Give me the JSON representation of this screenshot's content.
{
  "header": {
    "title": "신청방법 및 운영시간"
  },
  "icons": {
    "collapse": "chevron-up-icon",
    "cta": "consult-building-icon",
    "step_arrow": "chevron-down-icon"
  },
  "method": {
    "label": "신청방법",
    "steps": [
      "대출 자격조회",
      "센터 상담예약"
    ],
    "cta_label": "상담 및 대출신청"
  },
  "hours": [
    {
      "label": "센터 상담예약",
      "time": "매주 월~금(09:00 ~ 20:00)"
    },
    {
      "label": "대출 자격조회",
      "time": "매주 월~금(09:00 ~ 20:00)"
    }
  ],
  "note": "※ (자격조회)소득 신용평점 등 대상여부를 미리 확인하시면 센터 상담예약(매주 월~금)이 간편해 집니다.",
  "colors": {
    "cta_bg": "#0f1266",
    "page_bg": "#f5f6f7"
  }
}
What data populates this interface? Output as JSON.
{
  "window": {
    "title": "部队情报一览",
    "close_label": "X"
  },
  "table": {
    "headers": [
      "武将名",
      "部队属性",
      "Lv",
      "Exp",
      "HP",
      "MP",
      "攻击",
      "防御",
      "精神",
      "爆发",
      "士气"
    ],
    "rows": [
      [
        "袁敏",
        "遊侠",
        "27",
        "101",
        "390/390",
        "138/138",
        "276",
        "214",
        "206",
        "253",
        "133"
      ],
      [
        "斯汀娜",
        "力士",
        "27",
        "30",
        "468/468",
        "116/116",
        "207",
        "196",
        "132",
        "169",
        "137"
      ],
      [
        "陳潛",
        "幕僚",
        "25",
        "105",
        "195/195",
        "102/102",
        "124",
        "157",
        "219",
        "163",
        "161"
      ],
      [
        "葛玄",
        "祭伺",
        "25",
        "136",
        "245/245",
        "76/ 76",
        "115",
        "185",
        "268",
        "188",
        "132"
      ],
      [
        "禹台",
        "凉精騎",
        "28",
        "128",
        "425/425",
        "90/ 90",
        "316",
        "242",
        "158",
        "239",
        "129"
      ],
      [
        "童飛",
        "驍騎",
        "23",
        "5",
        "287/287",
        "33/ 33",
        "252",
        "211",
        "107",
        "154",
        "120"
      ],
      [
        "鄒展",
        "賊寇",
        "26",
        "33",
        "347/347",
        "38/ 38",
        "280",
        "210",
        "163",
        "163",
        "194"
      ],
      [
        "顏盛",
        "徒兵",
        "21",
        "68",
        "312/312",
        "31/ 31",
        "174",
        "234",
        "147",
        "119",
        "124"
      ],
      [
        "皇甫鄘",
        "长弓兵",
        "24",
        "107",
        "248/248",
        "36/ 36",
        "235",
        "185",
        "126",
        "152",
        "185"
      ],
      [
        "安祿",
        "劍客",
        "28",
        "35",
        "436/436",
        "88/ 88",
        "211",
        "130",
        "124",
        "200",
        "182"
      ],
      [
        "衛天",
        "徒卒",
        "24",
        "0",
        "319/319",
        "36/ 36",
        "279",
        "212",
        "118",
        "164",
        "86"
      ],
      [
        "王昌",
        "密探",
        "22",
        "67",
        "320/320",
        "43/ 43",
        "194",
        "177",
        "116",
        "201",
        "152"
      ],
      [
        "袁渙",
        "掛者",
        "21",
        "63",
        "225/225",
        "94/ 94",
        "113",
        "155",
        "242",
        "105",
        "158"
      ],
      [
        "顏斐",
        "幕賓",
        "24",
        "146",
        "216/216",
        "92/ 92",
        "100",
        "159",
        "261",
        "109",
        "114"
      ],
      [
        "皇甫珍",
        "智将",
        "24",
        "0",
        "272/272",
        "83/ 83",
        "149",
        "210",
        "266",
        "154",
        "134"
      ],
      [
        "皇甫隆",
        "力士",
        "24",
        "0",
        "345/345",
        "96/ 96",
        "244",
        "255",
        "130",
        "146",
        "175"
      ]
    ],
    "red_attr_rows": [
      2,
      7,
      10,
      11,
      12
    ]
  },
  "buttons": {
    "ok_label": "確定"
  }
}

+ + + + +

> _What is expected_
Transcribe each record exactly. Leave nothing out.

> _Right answer_
Give me the JSON representation of this screenshot's content.
{
  "header": {
    "title": "신청방법 및 운영시간"
  },
  "icons": {
    "collapse": "chevron-up-icon",
    "cta": "consult-building-icon",
    "step_arrow": "chevron-down-icon"
  },
  "method": {
    "label": "신청방법",
    "steps": [
      "대출 자격조회",
      "센터 상담예약"
    ],
    "cta_label": "상담 및 대출신청"
  },
  "hours": [
    {
      "label": "센터 상담예약",
      "time": "매주 월~금(09:00 ~ 20:00)"
    },
    {
      "label": "대출 자격조회",
      "time": "매주 월~금(09:00 ~ 20:00)"
    }
  ],
  "note": "※ (자격조회)소득 신용평점 등 대상여부를 미리 확인하시면 센터 상담예약(매주 월~금)이 간편해 집니다.",
  "colors": {
    "cta_bg": "#0f1266",
    "page_bg": "#f5f6f7"
  }
}
What data populates this interface? Output as JSON.
{
  "window": {
    "title": "部队情报一览",
    "close_label": "X"
  },
  "table": {
    "headers": [
      "武将名",
      "部队属性",
      "Lv",
      "Exp",
      "HP",
      "MP",
      "攻击",
      "防御",
      "精神",
      "爆发",
      "士气"
    ],
    "rows": [
      [
        "袁敏",
        "遊侠",
        "27",
        "101",
        "390/390",
        "138/138",
        "276",
        "214",
        "206",
        "253",
        "133"
      ],
      [
        "斯汀娜",
        "力士",
        "27",
        "30",
        "468/468",
        "116/116",
        "207",
        "196",
        "132",
        "169",
        "137"
      ],
      [
        "陳潛",
        "幕僚",
        "25",
        "105",
        "195/195",
        "102/102",
        "124",
        "157",
        "219",
        "163",
        "161"
      ],
      [
        "葛玄",
        "祭伺",
        "25",
        "136",
        "245/245",
        "76/ 76",
        "115",
        "185",
        "268",
        "188",
        "132"
      ],
      [
        "禹台",
        "凉精騎",
        "28",
        "128",
        "425/425",
        "90/ 90",
        "316",
        "242",
        "158",
        "239",
        "129"
      ],
      [
        "童飛",
        "驍騎",
        "23",
        "5",
        "287/287",
        "33/ 33",
        "252",
        "211",
        "107",
        "154",
        "120"
      ],
      [
        "鄒展",
        "賊寇",
        "26",
        "33",
        "347/347",
        "38/ 38",
        "280",
        "210",
        "163",
        "163",
        "194"
      ],
      [
        "顏盛",
        "徒兵",
        "21",
        "68",
        "312/312",
        "31/ 31",
        "174",
        "234",
        "147",
        "119",
        "124"
      ],
      [
        "皇甫鄘",
        "长弓兵",
        "24",
        "107",
        "248/248",
        "36/ 36",
        "235",
        "185",
        "126",
        "152",
        "185"
      ],
      [
        "安祿",
        "劍客",
        "28",
        "35",
        "436/436",
        "88/ 88",
        "211",
        "130",
        "124",
        "200",
        "182"
      ],
      [
        "衛天",
        "徒卒",
        "24",
        "0",
        "319/319",
        "36/ 36",
        "279",
        "212",
        "118",
        "164",
        "86"
      ],
      [
        "王昌",
        "密探",
        "22",
        "67",
        "320/320",
        "43/ 43",
        "194",
        "177",
        "116",
        "201",
        "152"
      ],
      [
        "袁渙",
        "掛者",
        "21",
        "63",
        "225/225",
        "94/ 94",
        "113",
        "155",
        "242",
        "105",
        "158"
      ],
      [
        "顏斐",
        "幕賓",
        "24",
        "146",
        "216/216",
        "92/ 92",
        "100",
        "159",
        "261",
        "109",
        "114"
      ],
      [
        "皇甫珍",
        "智将",
        "24",
        "0",
        "272/272",
        "83/ 83",
        "149",
        "210",
        "266",
        "154",
        "134"
      ],
      [
        "皇甫隆",
        "力士",
        "24",
        "0",
        "345/345",
        "96/ 96",
        "244",
        "255",
        "130",
        "146",
        "175"
      ]
    ],
    "red_attr_rows": [
      2,
      7,
      10,
      11,
      12
    ]
  },
  "buttons": {
    "ok_label": "確定"
  }
}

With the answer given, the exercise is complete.